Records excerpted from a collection
--*--

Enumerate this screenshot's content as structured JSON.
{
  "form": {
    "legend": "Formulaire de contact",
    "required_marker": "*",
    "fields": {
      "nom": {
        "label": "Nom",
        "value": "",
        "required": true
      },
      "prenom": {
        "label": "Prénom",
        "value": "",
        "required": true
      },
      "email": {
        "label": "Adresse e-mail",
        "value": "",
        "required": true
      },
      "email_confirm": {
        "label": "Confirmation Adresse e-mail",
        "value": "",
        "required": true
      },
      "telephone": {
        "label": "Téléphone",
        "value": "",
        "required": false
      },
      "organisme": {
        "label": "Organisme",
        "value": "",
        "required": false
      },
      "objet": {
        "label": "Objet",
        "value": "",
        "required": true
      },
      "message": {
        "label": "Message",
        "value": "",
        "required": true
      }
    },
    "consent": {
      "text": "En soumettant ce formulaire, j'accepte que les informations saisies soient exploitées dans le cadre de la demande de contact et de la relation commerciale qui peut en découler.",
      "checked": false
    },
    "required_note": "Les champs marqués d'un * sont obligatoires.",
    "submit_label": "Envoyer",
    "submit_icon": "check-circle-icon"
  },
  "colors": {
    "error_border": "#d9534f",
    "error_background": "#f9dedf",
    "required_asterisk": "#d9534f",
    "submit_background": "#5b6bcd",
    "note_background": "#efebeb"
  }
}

--*--

__Aim__
Reproduce the material above exactly; please quote every line of it.

__Answer below__
Enumerate this screenshot's content as structured JSON.
{
  "form": {
    "legend": "Formulaire de contact",
    "required_marker": "*",
    "fields": {
      "nom": {
        "label": "Nom",
        "value": "",
        "required": true
      },
      "prenom": {
        "label": "Prénom",
        "value": "",
        "required": true
      },
      "email": {
        "label": "Adresse e-mail",
        "value": "",
        "required": true
      },
      "email_confirm": {
        "label": "Confirmation Adresse e-mail",
        "value": "",
        "required": true
      },
      "telephone": {
        "label": "Téléphone",
        "value": "",
        "required": false
      },
      "organisme": {
        "label": "Organisme",
        "value": "",
        "required": false
      },
      "objet": {
        "label": "Objet",
        "value": "",
        "required": true
      },
      "message": {
        "label": "Message",
        "value": "",
        "required": true
      }
    },
    "consent": {
      "text": "En soumettant ce formulaire, j'accepte que les informations saisies soient exploitées dans le cadre de la demande de contact et de la relation commerciale qui peut en découler.",
      "checked": false
    },
    "required_note": "Les champs marqués d'un * sont obligatoires.",
    "submit_label": "Envoyer",
    "submit_icon": "check-circle-icon"
  },
  "colors": {
    "error_border": "#d9534f",
    "error_background": "#f9dedf",
    "required_asterisk": "#d9534f",
    "submit_background": "#5b6bcd",
    "note_background": "#efebeb"
  }
}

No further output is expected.